> **Task statement**: Using the listing below, report all lines holding the word "categories".

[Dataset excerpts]
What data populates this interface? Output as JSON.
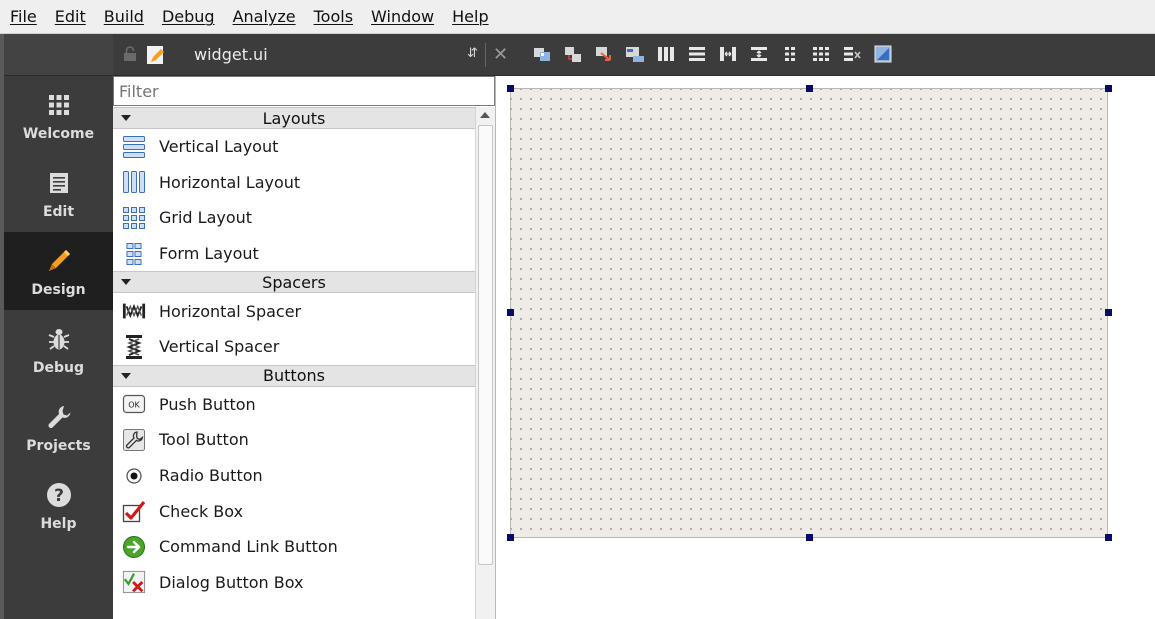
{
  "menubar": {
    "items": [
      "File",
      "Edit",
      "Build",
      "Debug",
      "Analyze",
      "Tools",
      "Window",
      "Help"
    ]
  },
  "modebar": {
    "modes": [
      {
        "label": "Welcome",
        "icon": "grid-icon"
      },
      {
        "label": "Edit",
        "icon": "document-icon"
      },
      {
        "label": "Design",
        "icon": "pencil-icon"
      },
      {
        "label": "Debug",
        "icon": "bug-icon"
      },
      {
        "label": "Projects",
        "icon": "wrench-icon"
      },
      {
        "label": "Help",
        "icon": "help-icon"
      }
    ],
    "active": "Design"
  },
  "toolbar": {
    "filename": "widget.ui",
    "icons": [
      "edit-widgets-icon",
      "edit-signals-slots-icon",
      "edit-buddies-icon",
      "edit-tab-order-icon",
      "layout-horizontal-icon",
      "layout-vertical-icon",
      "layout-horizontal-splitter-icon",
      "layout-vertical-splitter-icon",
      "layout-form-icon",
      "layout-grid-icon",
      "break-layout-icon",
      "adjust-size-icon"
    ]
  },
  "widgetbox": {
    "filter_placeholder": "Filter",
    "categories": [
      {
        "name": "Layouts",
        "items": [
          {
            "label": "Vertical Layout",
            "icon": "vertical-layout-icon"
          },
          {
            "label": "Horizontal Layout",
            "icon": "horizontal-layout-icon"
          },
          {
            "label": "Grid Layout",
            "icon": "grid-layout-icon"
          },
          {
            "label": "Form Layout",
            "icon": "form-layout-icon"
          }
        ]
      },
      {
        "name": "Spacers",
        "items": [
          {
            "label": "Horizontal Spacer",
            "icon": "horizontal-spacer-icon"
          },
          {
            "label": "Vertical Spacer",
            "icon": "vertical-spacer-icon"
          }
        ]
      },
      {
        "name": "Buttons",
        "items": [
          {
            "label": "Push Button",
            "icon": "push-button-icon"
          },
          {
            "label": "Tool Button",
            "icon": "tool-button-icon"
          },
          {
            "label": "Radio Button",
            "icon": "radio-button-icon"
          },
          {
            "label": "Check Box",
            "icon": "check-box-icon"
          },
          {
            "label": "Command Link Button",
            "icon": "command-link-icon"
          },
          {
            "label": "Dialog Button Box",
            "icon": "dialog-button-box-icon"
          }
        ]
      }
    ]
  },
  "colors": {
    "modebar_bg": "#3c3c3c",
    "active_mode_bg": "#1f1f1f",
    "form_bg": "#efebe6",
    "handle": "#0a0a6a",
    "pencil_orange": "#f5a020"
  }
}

...

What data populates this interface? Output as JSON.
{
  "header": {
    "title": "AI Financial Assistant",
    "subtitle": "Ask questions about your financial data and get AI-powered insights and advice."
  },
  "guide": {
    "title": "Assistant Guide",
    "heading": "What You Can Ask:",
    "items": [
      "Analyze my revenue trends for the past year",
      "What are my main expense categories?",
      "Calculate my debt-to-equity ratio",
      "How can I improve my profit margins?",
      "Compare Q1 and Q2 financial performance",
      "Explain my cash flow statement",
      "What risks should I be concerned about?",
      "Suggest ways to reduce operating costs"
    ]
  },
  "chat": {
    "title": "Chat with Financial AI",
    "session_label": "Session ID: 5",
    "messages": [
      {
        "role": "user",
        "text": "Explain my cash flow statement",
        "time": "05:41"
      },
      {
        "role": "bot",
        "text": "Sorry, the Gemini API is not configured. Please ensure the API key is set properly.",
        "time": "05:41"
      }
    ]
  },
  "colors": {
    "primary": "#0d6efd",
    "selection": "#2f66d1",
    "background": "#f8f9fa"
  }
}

> **Final result**:
    "categories": [
      "What are my main expense categories?",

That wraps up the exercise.